*** Listed entries

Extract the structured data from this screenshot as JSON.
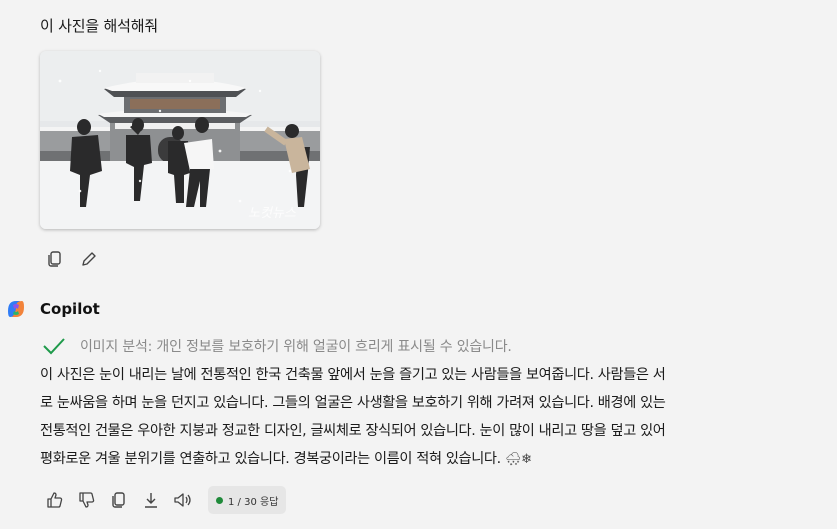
{
  "user_message": {
    "text": "이 사진을 해석해줘"
  },
  "assistant": {
    "name": "Copilot",
    "analysis_note": "이미지 분석: 개인 정보를 보호하기 위해 얼굴이 흐리게 표시될 수 있습니다.",
    "answer_lines": [
      "이 사진은 눈이 내리는 날에 전통적인 한국 건축물 앞에서 눈을 즐기고 있는 사람들을 보여줍니다. 사람들은 서",
      "로 눈싸움을 하며 눈을 던지고 있습니다. 그들의 얼굴은 사생활을 보호하기 위해 가려져 있습니다. 배경에 있는",
      "전통적인 건물은 우아한 지붕과 정교한 디자인, 글씨체로 장식되어 있습니다. 눈이 많이 내리고 땅을 덮고 있어",
      "평화로운 겨울 분위기를 연출하고 있습니다. 경복궁이라는 이름이 적혀 있습니다."
    ],
    "answer_emoji": "🌨❄",
    "response_counter": "1 / 30 응답",
    "counter_dot_color": "#1f8a3a"
  },
  "image": {
    "watermark": "노컷뉴스"
  },
  "icons": {
    "user_actions": [
      "copy-icon",
      "edit-icon"
    ],
    "assistant_actions": [
      "thumbs-up-icon",
      "thumbs-down-icon",
      "copy-icon",
      "download-icon",
      "speaker-icon"
    ],
    "analysis": "checkmark-icon",
    "logo": "copilot-logo-icon"
  }
}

******

Exercise objective:
Copy the records above exactly, leaving out every picture.

Reply:
Extract the structured data from this screenshot as JSON.
{
  "user_message": {
    "text": "이 사진을 해석해줘"
  },
  "assistant": {
    "name": "Copilot",
    "analysis_note": "이미지 분석: 개인 정보를 보호하기 위해 얼굴이 흐리게 표시될 수 있습니다.",
    "answer_lines": [
      "이 사진은 눈이 내리는 날에 전통적인 한국 건축물 앞에서 눈을 즐기고 있는 사람들을 보여줍니다. 사람들은 서",
      "로 눈싸움을 하며 눈을 던지고 있습니다. 그들의 얼굴은 사생활을 보호하기 위해 가려져 있습니다. 배경에 있는",
      "전통적인 건물은 우아한 지붕과 정교한 디자인, 글씨체로 장식되어 있습니다. 눈이 많이 내리고 땅을 덮고 있어",
      "평화로운 겨울 분위기를 연출하고 있습니다. 경복궁이라는 이름이 적혀 있습니다."
    ],
    "answer_emoji": "🌨❄",
    "response_counter": "1 / 30 응답",
    "counter_dot_color": "#1f8a3a"
  },
  "image": {
    "watermark": "노컷뉴스"
  },
  "icons": {
    "user_actions": [
      "copy-icon",
      "edit-icon"
    ],
    "assistant_actions": [
      "thumbs-up-icon",
      "thumbs-down-icon",
      "copy-icon",
      "download-icon",
      "speaker-icon"
    ],
    "analysis": "checkmark-icon",
    "logo": "copilot-logo-icon"
  }
}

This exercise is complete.